TEXT PROVIDED |

Dr. Hunter continues:

“Not only the liver, but the kidney, spleen, and brain, and the small blood-vessels in every part of the body share in this degeneration of tissue; and strangely enough (and not unlike the French experiment), this amyloid, waxy, or lardaceous tissue is indigestible by the gastric juice. It is washed flesh made inside the body, and is good for nothing either dead or alive.

“The washed flesh fed to those poor dogs contained abundance of nitrogen and carbon; but these alone, as Liebig remarked, were as useless as stones in the absence of saline matters—not of common salt, be it remembered, for that is found in excess in the fossil organs mentioned. The essential salines that can be readily washed out of food are chiefly two—potash salts and alkaline phosphates. These are also the two that are found deficient, about 50 per cent. in the waxy form of degenerated tissue. This is the type most common in atrophied children, and in persons suffering from consumption[60] and other wasting diseases; but it is not uncommon in the capillaries and small arteries of many who seem in health.

[60] See chapters on “Consumption.”

“When vegetables are soaked in cold water to keep them fresh, when they are blanched in hot water to please our eye, or when they are well boiled and their essence drained off that we may eat the depleted residue, those soluble salines are almost entirely extracted. And what are left? Chiefly the less soluble salts of lime and magnesia—just those elements

so abundant in the cretaceous degeneration of blood-vessels.

MATERIAL PROVIDED |
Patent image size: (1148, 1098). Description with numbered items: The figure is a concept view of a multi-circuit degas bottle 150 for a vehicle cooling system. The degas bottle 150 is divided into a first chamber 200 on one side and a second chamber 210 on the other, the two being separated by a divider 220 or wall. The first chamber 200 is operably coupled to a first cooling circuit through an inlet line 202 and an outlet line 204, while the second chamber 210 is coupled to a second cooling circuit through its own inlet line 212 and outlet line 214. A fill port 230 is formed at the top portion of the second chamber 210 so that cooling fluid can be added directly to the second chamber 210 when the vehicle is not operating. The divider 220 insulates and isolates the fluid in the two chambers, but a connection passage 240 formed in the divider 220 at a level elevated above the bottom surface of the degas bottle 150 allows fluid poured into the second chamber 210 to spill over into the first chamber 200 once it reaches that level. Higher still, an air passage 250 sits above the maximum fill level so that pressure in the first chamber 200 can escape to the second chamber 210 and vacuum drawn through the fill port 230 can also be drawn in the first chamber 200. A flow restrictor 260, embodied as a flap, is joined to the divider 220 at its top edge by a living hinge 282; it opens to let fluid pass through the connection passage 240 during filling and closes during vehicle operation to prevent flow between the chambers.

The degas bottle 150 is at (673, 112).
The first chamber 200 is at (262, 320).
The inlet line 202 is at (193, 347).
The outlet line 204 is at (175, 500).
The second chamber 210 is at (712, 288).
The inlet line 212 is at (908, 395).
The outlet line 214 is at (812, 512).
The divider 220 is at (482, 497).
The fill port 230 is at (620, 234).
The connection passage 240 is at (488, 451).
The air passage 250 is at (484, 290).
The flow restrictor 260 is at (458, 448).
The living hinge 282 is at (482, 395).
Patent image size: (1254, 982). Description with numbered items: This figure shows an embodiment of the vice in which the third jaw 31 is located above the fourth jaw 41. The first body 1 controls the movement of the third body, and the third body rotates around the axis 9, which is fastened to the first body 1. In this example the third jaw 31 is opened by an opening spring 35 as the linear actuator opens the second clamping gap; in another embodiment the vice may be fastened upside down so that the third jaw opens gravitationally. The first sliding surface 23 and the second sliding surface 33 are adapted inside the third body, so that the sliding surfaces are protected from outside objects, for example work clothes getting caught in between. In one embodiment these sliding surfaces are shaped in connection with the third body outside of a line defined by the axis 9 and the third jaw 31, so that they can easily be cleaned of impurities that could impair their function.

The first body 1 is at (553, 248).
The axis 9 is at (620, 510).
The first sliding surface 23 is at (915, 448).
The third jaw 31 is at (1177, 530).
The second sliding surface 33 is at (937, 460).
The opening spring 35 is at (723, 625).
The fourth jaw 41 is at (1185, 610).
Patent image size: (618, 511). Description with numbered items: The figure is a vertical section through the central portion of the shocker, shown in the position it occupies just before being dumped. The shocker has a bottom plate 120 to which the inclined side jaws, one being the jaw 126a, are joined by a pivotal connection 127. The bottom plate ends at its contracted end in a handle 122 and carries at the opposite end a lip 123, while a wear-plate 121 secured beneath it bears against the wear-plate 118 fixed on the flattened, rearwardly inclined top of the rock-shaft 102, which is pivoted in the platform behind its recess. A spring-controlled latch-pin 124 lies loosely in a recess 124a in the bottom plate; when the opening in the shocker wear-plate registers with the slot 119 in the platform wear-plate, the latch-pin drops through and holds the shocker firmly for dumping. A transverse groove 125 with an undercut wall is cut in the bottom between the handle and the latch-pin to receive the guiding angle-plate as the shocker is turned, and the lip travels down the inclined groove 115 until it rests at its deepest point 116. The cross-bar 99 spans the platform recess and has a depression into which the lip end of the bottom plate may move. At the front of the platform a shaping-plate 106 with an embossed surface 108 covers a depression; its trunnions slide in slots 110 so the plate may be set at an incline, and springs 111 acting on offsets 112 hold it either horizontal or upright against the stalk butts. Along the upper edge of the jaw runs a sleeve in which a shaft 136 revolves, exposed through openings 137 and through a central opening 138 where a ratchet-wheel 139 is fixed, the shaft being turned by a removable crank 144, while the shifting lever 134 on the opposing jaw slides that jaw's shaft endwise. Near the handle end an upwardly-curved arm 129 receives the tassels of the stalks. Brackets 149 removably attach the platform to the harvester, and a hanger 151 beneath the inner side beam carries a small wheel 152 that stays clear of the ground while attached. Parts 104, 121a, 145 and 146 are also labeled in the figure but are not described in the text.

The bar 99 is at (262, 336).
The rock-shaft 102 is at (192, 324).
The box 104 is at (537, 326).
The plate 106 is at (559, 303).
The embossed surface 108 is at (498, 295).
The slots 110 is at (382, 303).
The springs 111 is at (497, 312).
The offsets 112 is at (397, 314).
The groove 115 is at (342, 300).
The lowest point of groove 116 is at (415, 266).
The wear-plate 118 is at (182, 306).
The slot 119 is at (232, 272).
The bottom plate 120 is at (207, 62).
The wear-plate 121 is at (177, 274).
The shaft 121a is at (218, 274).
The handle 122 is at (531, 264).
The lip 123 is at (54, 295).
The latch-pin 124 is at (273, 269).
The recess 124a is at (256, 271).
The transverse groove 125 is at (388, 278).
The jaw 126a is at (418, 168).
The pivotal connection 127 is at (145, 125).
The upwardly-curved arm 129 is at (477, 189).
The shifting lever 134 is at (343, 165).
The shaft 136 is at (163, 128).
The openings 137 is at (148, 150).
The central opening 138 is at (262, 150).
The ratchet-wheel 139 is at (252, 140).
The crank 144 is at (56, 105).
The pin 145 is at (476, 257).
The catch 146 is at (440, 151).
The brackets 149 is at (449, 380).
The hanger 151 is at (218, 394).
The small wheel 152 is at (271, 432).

DESCRIPTION OF THE TASK | Copy the washed-flesh passage from "[60] See chapters" to "degeneration of blood-vessels.", changing "vegetables" to "greens".

SOLUTION |
[60] See chapters on “Consumption.”

“When greens are soaked in cold water to keep them fresh, when they are blanched in hot water to please our eye, or when they are well boiled and their essence drained off that we may eat the depleted residue, those soluble salines are almost entirely extracted. And what are left? Chiefly the less soluble salts of lime and magnesia—just those elements

so abundant in the cretaceous degeneration of blood-vessels.